▸ STATED GOAL:
Copy each line that has the string "дает" somewhere in it.

▸ EXCERPTED RECORDS:

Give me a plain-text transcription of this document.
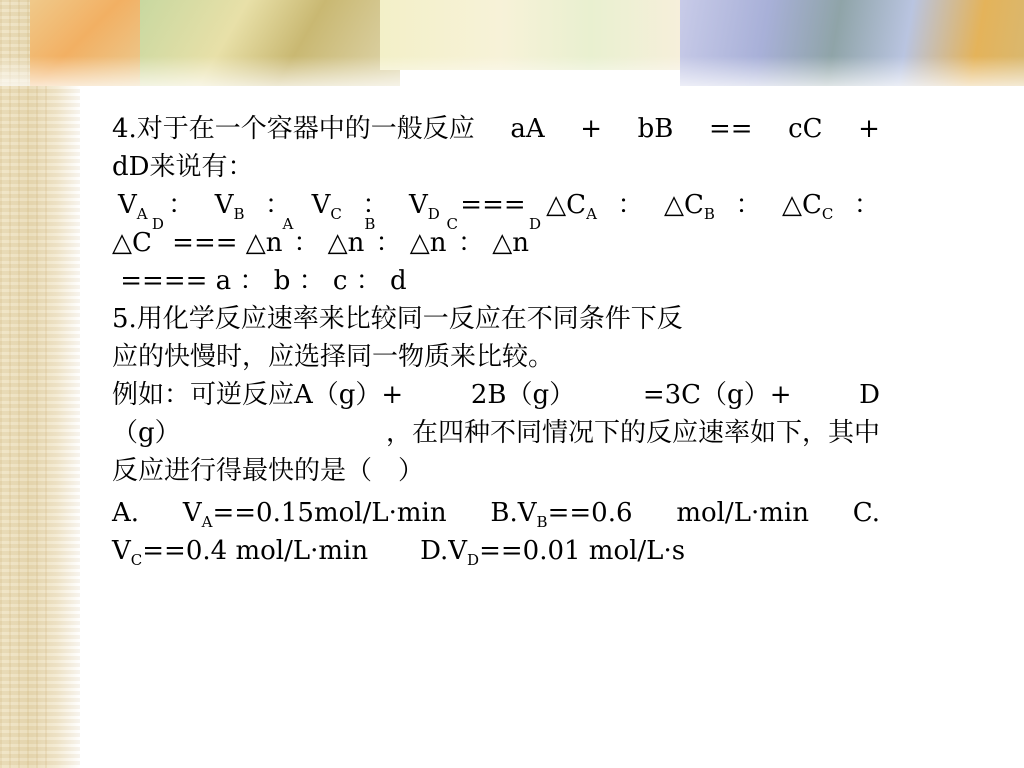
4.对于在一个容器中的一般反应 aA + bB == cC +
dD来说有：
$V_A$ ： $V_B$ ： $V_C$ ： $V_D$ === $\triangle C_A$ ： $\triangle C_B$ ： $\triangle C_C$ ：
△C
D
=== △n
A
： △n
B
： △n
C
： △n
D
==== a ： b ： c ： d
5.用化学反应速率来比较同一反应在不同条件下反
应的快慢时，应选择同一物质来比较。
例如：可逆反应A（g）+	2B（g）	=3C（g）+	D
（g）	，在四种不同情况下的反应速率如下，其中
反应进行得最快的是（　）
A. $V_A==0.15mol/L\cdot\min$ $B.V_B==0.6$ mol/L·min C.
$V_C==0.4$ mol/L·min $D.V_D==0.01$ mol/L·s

...

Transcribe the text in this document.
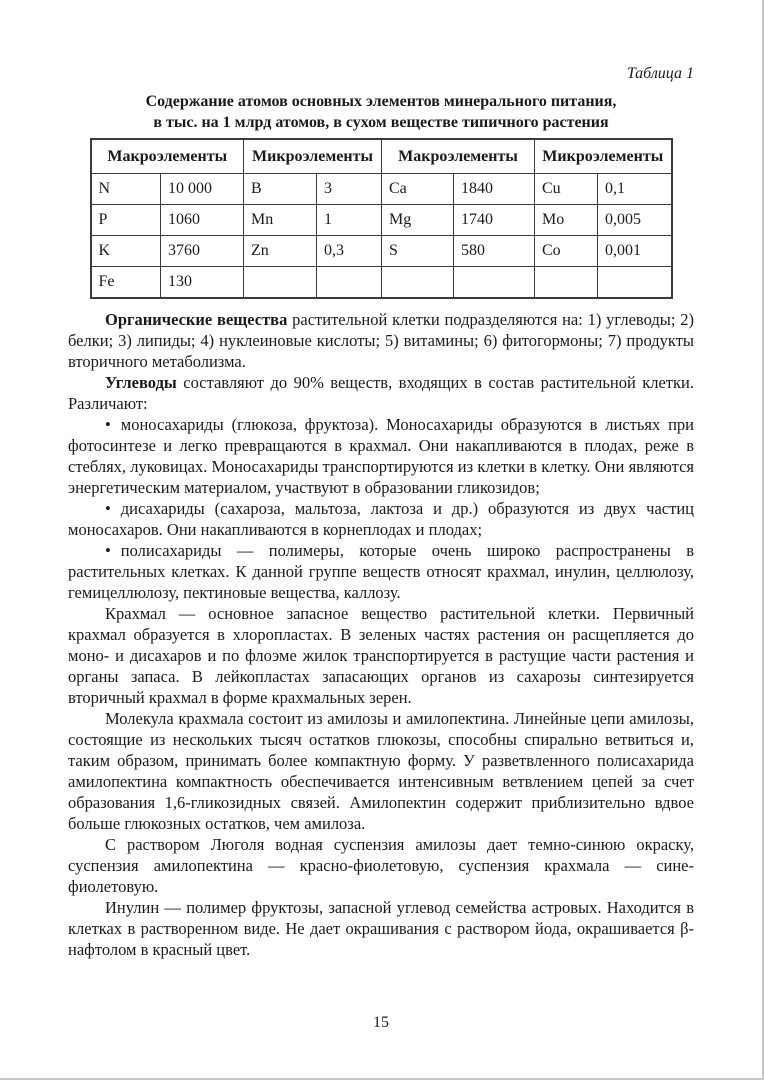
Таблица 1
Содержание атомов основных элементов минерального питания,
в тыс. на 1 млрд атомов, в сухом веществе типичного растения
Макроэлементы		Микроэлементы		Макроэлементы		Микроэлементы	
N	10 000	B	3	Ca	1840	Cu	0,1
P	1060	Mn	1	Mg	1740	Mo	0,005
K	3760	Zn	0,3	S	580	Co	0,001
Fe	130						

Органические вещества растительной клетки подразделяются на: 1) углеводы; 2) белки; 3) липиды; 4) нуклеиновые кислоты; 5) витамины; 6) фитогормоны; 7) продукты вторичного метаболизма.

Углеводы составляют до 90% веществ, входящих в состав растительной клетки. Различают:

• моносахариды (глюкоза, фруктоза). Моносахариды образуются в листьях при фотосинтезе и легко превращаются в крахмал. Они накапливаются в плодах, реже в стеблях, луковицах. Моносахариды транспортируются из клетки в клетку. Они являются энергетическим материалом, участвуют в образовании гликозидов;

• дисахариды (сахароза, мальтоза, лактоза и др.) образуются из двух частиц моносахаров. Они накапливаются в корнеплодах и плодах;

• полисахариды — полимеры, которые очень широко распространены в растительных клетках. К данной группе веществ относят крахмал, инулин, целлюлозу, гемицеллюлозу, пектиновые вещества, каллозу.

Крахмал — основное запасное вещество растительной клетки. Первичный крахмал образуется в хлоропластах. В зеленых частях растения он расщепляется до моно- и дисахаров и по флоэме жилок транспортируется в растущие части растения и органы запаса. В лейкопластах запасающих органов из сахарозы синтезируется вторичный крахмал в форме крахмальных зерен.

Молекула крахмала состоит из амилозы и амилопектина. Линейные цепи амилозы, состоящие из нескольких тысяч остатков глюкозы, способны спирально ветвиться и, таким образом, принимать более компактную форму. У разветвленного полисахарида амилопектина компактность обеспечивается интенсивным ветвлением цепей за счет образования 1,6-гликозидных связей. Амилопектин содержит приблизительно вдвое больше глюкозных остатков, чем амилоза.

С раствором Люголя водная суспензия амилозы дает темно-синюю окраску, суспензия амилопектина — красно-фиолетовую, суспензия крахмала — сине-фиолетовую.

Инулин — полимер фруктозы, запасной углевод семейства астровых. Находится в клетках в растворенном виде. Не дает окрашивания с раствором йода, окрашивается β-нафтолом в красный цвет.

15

--

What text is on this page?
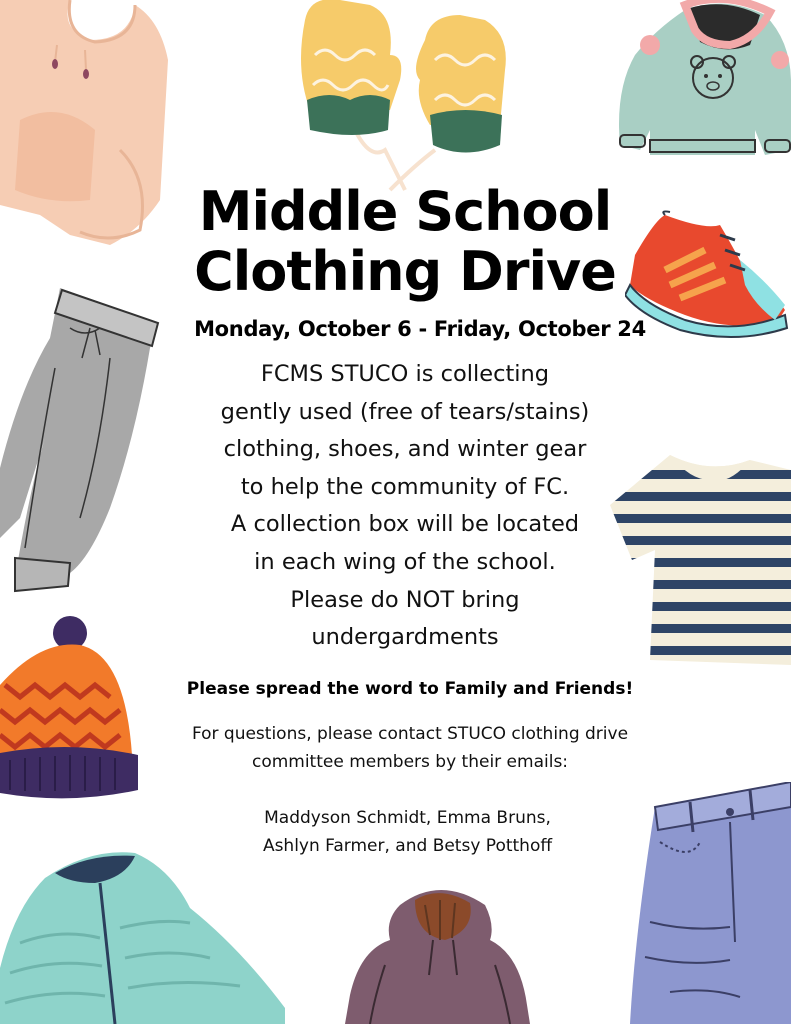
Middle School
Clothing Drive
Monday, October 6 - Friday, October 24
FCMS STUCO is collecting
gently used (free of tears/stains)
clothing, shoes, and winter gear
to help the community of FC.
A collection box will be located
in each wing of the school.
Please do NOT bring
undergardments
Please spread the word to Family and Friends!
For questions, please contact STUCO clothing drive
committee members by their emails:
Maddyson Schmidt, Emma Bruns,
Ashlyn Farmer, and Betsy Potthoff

▸ PROBLEM SOLUTION:
С раствором Люголя водная суспензия амилозы дает темно-синюю окраску, суспензия амилопектина — красно-фиолетовую, суспензия крахмала — сине-фиолетовую.
Инулин — полимер фруктозы, запасной углевод семейства астровых. Находится в клетках в растворенном виде. Не дает окрашивания с раствором йода, окрашивается β-нафтолом в красный цвет.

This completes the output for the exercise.